* start *

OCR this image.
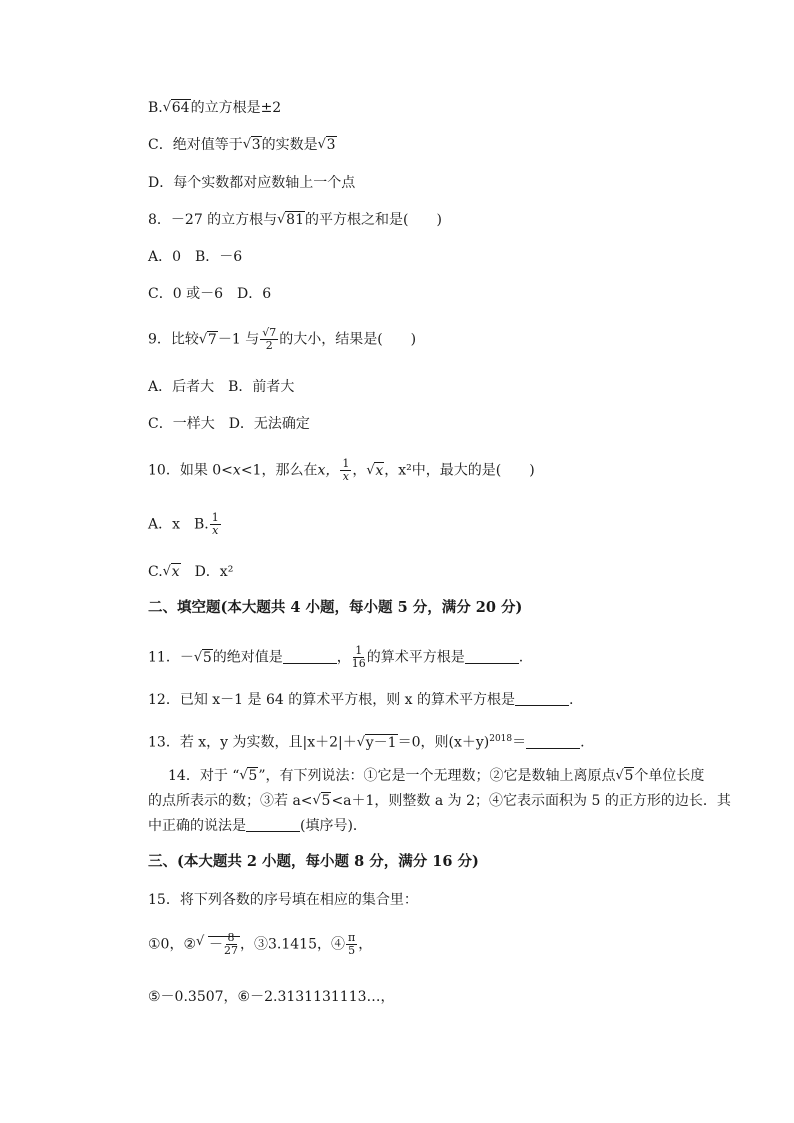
B. √ 64的立方根是±2
C．绝对值等于 √ 3的实数是 √ 3
D．每个实数都对应数轴上一个点
8．－27 的立方根与 √ 81的平方根之和是(　　)
A．0　B．－6
C．0 或－6　D．6
9．比较 √ 7－1 与 $\frac{√7}{2}$ 的大小，结果是(　　)
A．后者大　B．前者大
C．一样大　D．无法确定
10．如果 0<x<1，那么在x， $\frac{1}{x}$ ， √ x，x²中，最大的是(　　)
A．x　B. $\frac{1}{x}$
C. √ x　D．x²
二、填空题(本大题共 4 小题，每小题 5 分，满分 20 分)
11．－ √ 5的绝对值是	， $\frac{1}{16}$ 的算术平方根是	.
12．已知 x－1 是 64 的算术平方根，则 x 的算术平方根是	.
13．若 x，y 为实数，且|x＋2|＋ √ y－1＝0，则$(x+y)^{2018}=$	.
14．对于 “ √ 5”，有下列说法：①它是一个无理数；②它是数轴上离原点 √ 5个单位长度
的点所表示的数；③若 a< √ 5<a＋1，则整数 a 为 2；④它表示面积为 5 的正方形的边长．其
中正确的说法是	(填序号)．
三、(本大题共 2 小题，每小题 8 分，满分 16 分)
15．将下列各数的序号填在相应的集合里：
①0，② √ － $\frac{8}{27}$ ，③3.1415，④ $\frac{\pi}{5}$ ，
⑤－0.3507，⑥－2.3131131113…，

* end *

**Given task**
Above are the entries; count how many of their lines contain the word "的算术平方根是" and give only that number.

**Solution to the problem**
2